Texto para leitura —
O toque de Deus e seus prodígios
Carlos Lopes Pires
A Poesia é uma coisa demasiado
importante para se confundir com literatura
Zetho Cunha Gonçalves
A arte de Fúlvio Capurso tem o toque de Deus. Uma arte de simplicidade. Como se o espírito de uma criança ali pairasse. No livro “a minha poesia é uma ignorância” chamei a pessoas assim “crianças da chuva”. Trate-se de ilustrações ou de esculturas, sobretudo, as que chamaria eco-esculturas, constatamos esse efeito, que designo de multiplicação. Uma arte de simplicidade, ingenuidade, elevação. Uma arte que não precisa de palavras, explicações ou definições: têm o toque de Deus, e quem está disponível poderá senti-lo. Não precisa de palavras, dizia eu. E diria mais: têm o efeito de provocar mudez, pois estabelecem-se através de um sentimento que trava as palavras e nos deixa com as palavras que nos faltam. Porque dizer que um poema é feito com palavras é idêntico a dizer que um desenho ou ilustração de Fúlvio foram feitos com lápis ou canetas, ou qualquer outro instrumento de pintar ou desenhar. O toque de Deus preside às suas criações.
Digo que um poema é, antes de tudo, uma experiência espiritual. Fora disto estaremos sempre a falar de poesia de entretenimento, de fingimento, a que também tenho chamado poesia com literatura. E quando falo em “o toque de Deus”, pretendo significar o prodígio de alguém ter essa experiência espiritual. E tal experiência pode realizar-se de vários modos, nomeadamente no que se tem chamado arte, incluindo a própria experiência da arte. Na verdade, talvez o que costuma designar-se poeticidade se refira a isso mesmo. Pois eu chamo-lhe o toque de Deus, a experiência espiritual, a multiplicação de si por todos e tudo. Que é uma elevação e expansão, que não deixa de ser, igualmente, um alargamento interior. A verdade de um poema está no sentimento de multiplicação que ele provoca ou evoca. Mas tal sucede porque ele é, desde logo e acima de tudo, essa multiplicação.
Repito que um poema é uma experiência espiritual. Não sei se foi sempre assim. Creio que não, embora sempre tenha havido poetas caminhando nesta direcção. Estou convencido de que os poemas serão cada vez mais uma experiência espiritual, e que é nesse sentido que o “ser humano”, isto é, aquele que ainda não é, se orientará cada vez mais. E é por isso que vou dizer uma outra coisa, talvez chocante para alguém: para um poeta a erudição, em si, é uma limitação. Um poeta não precisa de coisas eruditas. Do que precisa é do que a elas presidiu. O importante não é a sua representação no mundo das aparências, mas o que lhe deu origem. A erudição, em si, é uma repetição. Ora, o que lhe deu origem já está nos poemas, pois nenhum poeta escreve a partir de nada, mas sim a partir de todos os nomes do mundo, que é uma outra maneira de nomear a abundância. Muitos são os que evocam uma e outra vez imagens, nomes, ideias que assinalam a sua erudição. Não entendo: para que importa a um poeta os clássicos, ou os modernos, se não estiverem já nos seus poemas, nas suas palavras? Um poema, cada poema, transporta a humanidade inteira e a possibilidade desta se tornar uma verdade. E se já o faz no coração dos poemas, para que há de repetir-se numa parte de fora? Se não o faz no coração, nenhuma evocação erudita o salvará da repetição vazia.

[Registos das regiões da página]
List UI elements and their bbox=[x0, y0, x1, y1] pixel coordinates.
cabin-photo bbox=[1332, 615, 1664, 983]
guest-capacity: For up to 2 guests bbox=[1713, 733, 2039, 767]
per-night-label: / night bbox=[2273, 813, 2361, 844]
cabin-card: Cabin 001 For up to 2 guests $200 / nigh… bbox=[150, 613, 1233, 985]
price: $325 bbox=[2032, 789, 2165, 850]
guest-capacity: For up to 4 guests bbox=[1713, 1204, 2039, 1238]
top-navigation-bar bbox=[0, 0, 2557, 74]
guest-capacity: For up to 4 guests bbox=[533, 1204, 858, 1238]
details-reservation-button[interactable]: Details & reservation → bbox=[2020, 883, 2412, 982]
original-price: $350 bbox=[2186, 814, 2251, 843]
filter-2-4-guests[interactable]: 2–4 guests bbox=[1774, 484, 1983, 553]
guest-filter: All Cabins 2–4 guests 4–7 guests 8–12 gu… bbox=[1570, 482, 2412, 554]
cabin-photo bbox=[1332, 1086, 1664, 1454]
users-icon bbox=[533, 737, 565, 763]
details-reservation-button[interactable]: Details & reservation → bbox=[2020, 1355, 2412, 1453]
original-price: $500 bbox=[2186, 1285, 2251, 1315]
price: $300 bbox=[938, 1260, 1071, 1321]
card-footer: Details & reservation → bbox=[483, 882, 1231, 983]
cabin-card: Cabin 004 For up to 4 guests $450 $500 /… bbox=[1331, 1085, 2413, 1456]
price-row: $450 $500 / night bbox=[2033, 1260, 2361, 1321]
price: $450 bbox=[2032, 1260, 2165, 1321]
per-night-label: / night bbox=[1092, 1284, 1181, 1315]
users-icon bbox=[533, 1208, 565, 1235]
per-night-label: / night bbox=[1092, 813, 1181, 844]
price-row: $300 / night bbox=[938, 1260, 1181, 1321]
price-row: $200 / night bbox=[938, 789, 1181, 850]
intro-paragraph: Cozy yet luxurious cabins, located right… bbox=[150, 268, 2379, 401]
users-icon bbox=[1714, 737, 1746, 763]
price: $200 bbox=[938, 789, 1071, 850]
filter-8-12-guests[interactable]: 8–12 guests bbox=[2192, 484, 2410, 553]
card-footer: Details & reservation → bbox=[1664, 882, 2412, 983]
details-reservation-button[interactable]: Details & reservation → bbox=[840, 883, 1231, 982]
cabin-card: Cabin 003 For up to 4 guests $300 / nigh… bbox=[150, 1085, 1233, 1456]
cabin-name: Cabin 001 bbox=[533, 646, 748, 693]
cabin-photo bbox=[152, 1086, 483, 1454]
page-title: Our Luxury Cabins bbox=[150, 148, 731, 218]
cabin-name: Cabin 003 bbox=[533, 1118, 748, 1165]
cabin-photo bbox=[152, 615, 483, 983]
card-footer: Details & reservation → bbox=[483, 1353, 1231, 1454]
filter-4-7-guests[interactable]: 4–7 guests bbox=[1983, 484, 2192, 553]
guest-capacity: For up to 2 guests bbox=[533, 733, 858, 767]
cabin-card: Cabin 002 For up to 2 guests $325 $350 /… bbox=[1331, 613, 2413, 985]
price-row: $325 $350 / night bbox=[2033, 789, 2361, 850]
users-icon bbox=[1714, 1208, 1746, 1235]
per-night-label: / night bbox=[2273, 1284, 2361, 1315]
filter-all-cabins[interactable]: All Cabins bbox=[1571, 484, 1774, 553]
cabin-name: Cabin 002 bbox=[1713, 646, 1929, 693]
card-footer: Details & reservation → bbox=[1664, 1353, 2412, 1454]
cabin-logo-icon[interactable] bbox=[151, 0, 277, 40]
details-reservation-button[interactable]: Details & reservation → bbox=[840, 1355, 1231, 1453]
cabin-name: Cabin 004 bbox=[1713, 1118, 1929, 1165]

Exercícios propostos —
**a)** No texto sobre a arte de Fúlvio Capurso, que outro nome recebe a poesia de entretenimento e de fingimento?
**b)** Reproduza fielmente o trecho do texto sobre a arte de Fúlvio Capurso que começa em “Digo que um” e termina em “tudo, essa multiplicação.”.

Respostas aos exercícios —
**a)** Poesia com literatura.

**b)**
Digo que um poema é, antes de tudo, uma experiência espiritual. Fora disto estaremos sempre a falar de poesia de entretenimento, de fingimento, a que também tenho chamado poesia com literatura. E quando falo em “o toque de Deus”, pretendo significar o prodígio de alguém ter essa experiência espiritual. E tal experiência pode realizar-se de vários modos, nomeadamente no que se tem chamado arte, incluindo a própria experiência da arte. Na verdade, talvez o que costuma designar-se poeticidade se refira a isso mesmo. Pois eu chamo-lhe o toque de Deus, a experiência espiritual, a multiplicação de si por todos e tudo. Que é uma elevação e expansão, que não deixa de ser, igualmente, um alargamento interior. A verdade de um poema está no sentimento de multiplicação que ele provoca ou evoca. Mas tal sucede porque ele é, desde logo e acima de tudo, essa multiplicação.